* Start EXCERPTED RECORDS *

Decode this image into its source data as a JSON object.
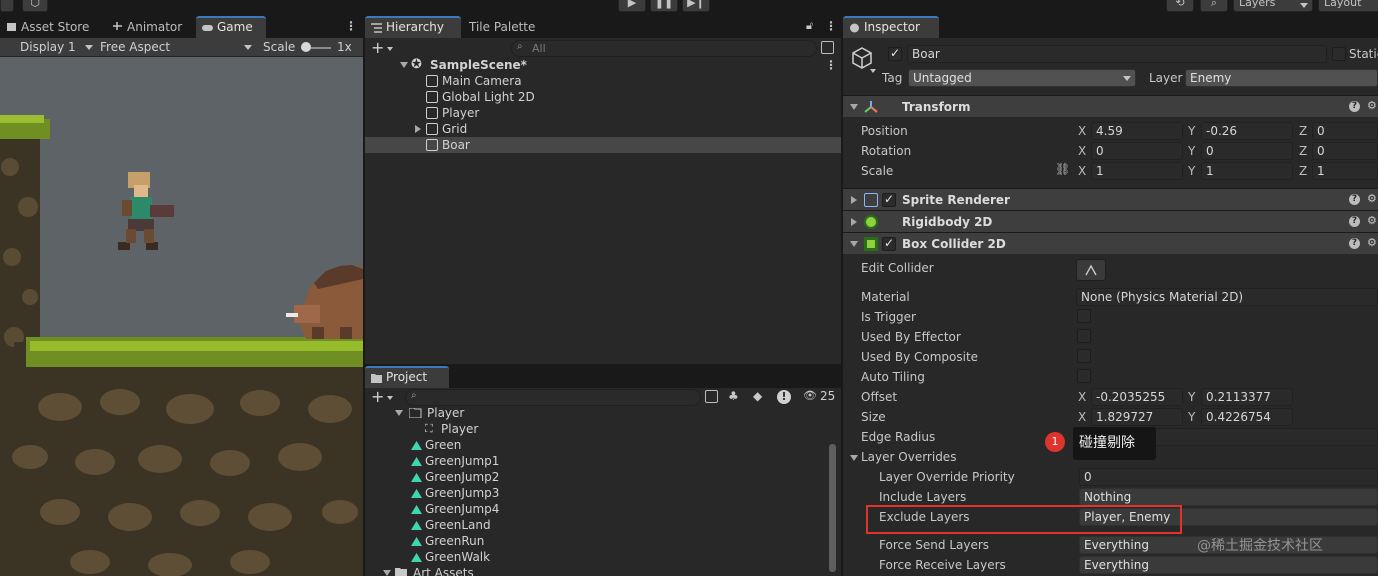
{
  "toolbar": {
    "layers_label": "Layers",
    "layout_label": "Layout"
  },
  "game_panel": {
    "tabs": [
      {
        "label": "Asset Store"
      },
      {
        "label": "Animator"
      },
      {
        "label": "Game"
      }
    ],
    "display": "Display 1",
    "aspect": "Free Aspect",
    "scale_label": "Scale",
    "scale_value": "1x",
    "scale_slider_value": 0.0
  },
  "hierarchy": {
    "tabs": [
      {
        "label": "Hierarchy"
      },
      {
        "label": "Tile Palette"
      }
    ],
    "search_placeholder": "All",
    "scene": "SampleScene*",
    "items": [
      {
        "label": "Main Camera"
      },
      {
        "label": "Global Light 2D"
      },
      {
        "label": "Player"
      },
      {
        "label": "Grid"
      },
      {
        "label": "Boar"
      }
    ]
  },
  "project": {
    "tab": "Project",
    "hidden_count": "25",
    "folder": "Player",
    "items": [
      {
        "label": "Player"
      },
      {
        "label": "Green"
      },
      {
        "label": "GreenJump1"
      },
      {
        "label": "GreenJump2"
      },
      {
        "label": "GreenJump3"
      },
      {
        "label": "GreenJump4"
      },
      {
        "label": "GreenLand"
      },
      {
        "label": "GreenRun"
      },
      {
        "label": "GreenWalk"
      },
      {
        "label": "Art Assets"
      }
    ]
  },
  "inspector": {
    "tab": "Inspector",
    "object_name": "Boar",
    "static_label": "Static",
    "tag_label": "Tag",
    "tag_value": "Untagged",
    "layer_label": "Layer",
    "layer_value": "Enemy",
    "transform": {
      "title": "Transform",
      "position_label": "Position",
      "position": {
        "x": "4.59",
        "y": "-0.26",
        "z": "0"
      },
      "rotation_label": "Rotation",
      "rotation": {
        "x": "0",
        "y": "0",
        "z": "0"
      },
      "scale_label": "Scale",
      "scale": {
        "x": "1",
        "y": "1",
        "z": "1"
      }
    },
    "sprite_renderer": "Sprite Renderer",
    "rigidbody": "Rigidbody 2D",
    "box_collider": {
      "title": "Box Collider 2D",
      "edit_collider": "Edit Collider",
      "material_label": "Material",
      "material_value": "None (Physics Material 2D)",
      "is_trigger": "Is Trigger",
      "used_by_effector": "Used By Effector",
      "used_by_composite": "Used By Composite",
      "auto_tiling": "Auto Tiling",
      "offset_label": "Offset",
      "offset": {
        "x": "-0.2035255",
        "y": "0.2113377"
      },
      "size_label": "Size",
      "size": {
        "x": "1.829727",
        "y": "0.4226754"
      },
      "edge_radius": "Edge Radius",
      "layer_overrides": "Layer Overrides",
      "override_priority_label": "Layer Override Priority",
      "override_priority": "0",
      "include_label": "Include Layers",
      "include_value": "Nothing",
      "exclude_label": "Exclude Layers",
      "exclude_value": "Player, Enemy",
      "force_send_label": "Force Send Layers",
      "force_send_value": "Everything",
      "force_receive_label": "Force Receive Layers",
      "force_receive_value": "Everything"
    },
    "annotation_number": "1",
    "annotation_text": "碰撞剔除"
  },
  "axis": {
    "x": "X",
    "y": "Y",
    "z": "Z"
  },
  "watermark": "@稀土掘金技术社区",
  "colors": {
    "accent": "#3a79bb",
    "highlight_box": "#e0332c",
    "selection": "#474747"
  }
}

* End EXCERPTED RECORDS *
* Start EXCERPTED RECORDS *

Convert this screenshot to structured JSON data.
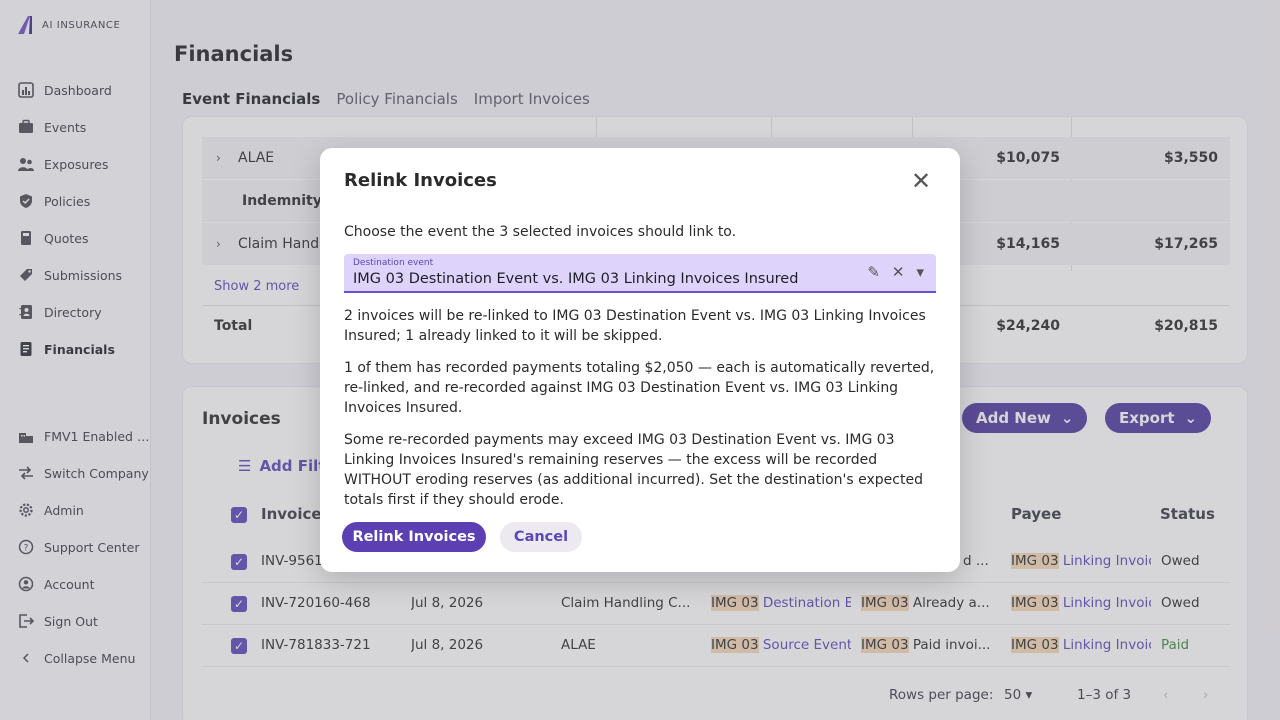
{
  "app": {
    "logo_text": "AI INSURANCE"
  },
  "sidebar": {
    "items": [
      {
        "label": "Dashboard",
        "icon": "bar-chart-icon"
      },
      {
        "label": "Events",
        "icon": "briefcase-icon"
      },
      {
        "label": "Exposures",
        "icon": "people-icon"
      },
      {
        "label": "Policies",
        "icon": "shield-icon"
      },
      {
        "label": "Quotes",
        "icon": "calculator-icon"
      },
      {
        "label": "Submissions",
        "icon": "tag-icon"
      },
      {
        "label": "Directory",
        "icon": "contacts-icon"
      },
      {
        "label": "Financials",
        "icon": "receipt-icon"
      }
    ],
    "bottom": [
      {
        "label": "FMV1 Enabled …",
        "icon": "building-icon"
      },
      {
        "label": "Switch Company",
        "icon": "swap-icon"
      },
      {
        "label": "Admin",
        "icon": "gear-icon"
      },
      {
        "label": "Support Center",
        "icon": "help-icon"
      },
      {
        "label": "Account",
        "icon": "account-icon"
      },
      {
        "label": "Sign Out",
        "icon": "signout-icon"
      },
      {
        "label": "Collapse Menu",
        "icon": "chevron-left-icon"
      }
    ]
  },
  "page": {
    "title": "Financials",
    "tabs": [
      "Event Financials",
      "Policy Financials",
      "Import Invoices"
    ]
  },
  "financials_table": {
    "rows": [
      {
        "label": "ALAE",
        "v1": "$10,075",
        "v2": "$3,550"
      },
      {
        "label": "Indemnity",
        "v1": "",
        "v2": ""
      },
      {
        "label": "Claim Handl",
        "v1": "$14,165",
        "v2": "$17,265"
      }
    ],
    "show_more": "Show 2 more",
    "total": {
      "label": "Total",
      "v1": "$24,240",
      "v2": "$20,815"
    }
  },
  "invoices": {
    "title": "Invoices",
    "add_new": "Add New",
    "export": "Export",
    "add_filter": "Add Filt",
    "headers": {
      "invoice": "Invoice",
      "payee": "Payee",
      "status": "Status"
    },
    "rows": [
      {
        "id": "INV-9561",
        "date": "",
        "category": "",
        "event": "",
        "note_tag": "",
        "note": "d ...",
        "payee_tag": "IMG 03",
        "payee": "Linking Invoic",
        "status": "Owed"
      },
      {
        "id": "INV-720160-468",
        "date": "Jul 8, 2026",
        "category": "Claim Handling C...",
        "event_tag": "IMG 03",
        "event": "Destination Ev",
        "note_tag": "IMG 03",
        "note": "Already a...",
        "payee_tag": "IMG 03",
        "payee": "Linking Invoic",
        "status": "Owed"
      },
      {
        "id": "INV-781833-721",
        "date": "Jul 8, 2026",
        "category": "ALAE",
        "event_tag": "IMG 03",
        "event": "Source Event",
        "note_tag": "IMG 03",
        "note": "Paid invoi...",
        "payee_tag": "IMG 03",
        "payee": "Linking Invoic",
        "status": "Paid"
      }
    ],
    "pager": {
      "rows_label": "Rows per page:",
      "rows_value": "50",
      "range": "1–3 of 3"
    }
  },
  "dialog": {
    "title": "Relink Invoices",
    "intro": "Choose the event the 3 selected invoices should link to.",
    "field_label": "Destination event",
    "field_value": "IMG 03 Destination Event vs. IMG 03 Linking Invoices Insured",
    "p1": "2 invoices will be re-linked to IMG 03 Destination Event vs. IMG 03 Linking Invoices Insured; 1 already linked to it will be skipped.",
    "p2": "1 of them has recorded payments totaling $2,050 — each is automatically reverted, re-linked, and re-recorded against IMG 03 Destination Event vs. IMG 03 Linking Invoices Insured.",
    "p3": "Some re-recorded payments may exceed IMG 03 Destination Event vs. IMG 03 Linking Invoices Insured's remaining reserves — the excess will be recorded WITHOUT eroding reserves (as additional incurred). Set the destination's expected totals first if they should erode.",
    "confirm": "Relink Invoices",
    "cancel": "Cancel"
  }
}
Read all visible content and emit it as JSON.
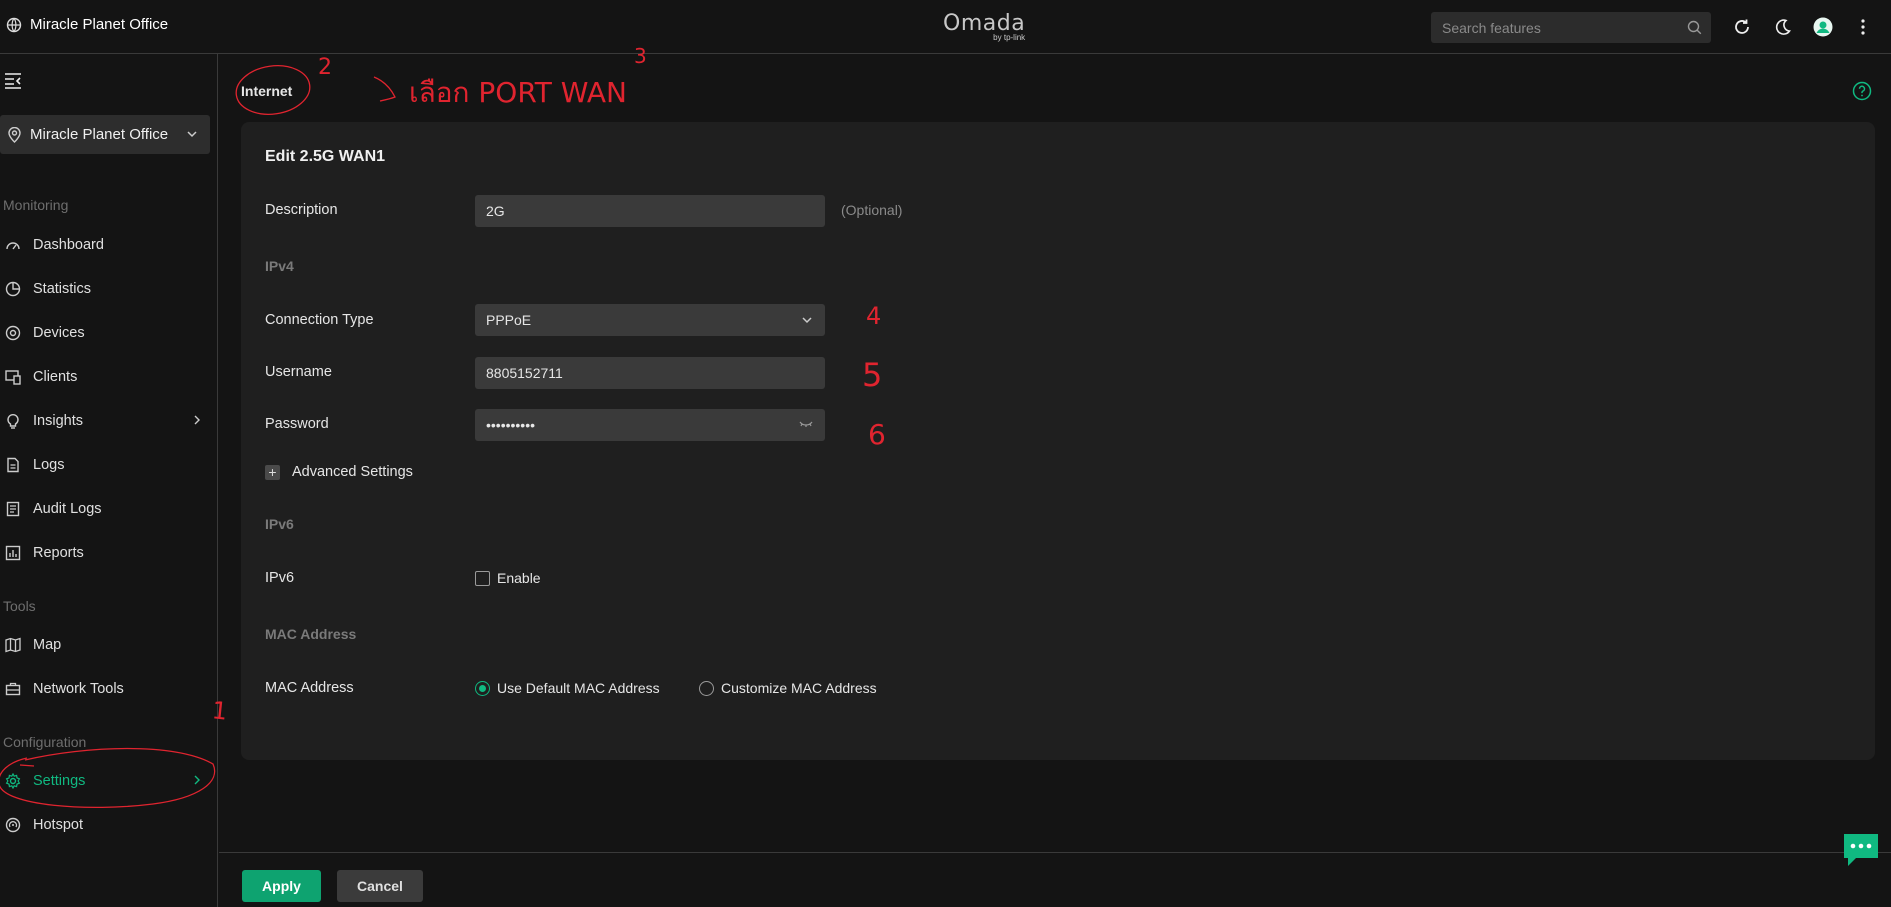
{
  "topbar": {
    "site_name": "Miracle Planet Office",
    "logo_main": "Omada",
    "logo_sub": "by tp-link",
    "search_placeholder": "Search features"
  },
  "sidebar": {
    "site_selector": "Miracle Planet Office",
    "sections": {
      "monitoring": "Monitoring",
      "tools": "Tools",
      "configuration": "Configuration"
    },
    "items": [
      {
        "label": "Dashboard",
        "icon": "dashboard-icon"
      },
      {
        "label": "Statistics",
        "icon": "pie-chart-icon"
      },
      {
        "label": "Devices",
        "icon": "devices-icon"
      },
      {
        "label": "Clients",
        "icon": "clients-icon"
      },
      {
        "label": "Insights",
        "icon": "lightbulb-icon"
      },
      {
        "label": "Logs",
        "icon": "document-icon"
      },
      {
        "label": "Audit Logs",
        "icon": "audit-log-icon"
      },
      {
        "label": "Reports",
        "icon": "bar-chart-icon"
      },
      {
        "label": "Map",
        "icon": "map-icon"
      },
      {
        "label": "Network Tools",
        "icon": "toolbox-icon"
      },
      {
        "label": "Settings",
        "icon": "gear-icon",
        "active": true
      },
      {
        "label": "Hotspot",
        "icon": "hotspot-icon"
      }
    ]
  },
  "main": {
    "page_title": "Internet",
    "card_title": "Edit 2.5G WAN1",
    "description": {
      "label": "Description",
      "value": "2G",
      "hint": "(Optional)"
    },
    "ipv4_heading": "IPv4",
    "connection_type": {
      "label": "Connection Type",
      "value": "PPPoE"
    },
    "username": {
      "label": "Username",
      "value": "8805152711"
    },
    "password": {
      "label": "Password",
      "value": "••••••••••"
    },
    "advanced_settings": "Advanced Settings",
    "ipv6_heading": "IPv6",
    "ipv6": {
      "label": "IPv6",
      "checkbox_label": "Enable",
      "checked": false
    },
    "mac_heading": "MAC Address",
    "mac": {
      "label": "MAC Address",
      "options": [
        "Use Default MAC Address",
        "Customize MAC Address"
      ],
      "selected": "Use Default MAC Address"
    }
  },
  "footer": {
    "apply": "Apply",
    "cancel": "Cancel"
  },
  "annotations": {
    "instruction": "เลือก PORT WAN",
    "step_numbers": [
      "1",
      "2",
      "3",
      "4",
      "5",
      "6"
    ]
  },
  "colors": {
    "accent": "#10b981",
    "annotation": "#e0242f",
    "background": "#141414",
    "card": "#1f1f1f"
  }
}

* End EXCERPTED RECORDS *

REQUIREMENTS — Examine the data above and state how many of its lines contain the word "this", with no further remarks.

RESULT BELOW — 2